**Stated goal:** Using the material below, work out how many lines contain the word "vero". Reply with the number and nothing more.

**Collected data:**
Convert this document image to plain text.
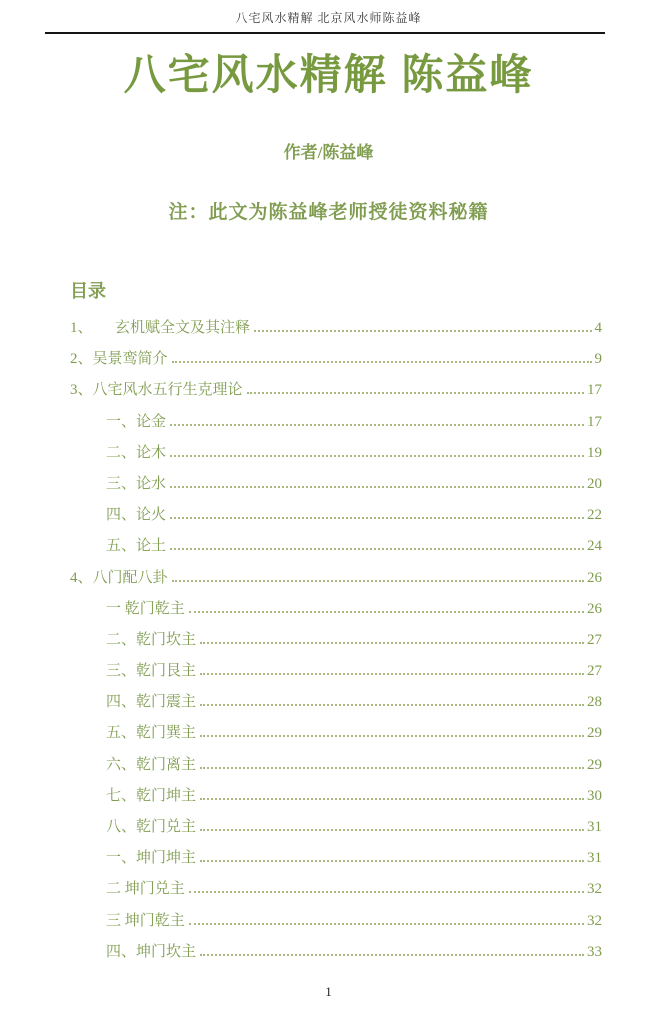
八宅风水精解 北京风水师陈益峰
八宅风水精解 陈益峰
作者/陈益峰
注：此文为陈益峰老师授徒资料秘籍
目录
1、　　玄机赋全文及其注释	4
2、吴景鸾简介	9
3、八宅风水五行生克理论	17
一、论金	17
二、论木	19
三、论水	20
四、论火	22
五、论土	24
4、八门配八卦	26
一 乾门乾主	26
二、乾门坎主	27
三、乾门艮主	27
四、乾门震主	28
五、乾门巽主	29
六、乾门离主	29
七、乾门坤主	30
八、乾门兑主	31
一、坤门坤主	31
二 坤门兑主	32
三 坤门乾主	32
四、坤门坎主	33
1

...

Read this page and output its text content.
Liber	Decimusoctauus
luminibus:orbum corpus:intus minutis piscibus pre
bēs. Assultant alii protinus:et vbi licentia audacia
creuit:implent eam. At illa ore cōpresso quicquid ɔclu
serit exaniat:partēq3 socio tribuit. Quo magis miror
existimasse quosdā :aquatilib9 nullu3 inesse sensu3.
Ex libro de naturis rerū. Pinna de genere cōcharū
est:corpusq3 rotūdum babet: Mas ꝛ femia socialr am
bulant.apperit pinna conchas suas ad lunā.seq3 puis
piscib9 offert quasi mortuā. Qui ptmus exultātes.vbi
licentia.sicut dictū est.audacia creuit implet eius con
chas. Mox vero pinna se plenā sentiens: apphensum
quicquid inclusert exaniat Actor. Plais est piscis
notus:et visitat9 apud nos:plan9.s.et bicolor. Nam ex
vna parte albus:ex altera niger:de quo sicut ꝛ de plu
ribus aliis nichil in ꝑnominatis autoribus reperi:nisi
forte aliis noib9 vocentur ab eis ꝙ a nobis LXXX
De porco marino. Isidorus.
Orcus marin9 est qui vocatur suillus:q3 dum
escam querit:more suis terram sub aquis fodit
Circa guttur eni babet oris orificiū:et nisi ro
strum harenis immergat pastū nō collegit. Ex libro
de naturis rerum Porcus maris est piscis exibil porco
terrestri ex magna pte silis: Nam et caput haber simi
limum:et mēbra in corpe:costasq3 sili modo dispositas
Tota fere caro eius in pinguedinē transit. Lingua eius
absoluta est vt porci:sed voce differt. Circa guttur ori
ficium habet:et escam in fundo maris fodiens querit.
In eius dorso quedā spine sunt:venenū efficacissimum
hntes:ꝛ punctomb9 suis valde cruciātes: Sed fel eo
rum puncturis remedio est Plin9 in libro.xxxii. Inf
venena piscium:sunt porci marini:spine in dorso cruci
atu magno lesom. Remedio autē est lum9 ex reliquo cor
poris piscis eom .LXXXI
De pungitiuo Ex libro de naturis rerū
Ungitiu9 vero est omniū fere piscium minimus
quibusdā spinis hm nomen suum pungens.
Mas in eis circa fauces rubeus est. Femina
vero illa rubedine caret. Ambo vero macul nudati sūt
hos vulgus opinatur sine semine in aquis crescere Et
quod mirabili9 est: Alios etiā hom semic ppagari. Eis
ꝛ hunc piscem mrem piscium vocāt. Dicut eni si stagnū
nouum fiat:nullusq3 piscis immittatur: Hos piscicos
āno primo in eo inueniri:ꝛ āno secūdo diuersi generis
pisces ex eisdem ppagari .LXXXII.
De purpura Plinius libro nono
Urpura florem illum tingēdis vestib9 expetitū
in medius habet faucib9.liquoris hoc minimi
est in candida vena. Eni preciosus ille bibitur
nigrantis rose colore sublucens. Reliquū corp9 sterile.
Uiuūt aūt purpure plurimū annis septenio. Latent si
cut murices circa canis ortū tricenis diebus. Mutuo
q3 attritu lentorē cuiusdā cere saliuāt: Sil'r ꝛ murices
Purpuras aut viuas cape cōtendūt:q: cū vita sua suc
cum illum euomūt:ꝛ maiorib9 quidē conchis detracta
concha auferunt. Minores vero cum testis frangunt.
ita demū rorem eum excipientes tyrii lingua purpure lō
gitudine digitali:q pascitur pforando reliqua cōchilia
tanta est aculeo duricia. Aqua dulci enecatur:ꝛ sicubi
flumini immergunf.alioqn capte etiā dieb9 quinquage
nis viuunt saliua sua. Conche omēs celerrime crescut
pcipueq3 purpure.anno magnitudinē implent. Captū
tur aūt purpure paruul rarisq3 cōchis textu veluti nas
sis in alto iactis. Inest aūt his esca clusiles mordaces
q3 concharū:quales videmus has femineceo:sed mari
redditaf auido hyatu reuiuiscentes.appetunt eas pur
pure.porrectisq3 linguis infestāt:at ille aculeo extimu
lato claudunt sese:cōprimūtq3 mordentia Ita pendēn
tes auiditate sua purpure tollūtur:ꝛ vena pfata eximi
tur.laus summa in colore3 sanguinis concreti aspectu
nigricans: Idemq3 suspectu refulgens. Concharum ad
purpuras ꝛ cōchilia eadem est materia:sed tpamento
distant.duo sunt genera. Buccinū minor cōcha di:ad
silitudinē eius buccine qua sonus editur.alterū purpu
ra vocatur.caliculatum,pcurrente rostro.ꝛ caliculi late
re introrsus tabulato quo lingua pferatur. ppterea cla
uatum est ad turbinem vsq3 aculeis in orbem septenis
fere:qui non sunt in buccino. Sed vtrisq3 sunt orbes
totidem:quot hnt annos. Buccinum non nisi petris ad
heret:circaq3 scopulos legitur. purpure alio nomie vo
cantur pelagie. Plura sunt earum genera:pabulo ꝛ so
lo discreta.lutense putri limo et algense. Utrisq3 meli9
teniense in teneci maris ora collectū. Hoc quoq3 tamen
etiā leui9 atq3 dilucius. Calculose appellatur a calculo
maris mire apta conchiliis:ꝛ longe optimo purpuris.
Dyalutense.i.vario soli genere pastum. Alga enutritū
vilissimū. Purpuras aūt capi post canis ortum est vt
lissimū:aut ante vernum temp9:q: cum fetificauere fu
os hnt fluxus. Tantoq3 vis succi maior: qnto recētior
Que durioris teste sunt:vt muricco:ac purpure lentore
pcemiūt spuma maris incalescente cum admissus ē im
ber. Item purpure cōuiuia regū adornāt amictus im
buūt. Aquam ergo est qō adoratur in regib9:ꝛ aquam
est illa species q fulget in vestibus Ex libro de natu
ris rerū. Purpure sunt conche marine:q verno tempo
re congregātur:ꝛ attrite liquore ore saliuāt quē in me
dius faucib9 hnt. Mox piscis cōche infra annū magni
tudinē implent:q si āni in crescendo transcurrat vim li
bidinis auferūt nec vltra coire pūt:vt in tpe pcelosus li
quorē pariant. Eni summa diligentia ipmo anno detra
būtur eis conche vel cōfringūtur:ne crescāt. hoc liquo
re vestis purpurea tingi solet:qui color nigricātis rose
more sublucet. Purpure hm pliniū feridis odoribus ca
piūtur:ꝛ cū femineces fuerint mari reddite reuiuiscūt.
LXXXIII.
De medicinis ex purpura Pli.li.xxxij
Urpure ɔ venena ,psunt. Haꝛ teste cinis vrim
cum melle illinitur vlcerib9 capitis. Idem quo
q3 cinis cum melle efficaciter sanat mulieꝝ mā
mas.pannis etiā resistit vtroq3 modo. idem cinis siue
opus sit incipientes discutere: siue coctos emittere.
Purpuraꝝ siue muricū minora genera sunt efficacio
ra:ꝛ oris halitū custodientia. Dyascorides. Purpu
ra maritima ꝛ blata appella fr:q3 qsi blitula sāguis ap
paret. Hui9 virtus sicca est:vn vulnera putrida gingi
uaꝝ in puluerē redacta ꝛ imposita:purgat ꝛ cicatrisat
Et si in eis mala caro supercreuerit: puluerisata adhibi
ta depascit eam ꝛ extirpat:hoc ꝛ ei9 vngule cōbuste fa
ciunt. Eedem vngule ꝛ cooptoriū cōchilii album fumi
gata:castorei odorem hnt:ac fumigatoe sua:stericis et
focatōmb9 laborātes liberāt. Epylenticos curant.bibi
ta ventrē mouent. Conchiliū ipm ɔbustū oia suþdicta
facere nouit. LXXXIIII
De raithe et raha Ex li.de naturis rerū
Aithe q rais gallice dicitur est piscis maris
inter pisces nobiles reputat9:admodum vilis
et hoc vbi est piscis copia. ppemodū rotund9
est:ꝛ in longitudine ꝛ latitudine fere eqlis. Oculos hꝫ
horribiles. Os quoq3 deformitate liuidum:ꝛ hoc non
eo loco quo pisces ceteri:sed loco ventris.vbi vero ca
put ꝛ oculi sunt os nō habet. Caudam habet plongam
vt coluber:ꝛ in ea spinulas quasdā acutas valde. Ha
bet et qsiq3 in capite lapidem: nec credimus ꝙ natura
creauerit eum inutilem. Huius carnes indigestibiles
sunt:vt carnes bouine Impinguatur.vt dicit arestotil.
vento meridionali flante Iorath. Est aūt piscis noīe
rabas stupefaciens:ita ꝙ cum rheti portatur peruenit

**Exercise response:** 5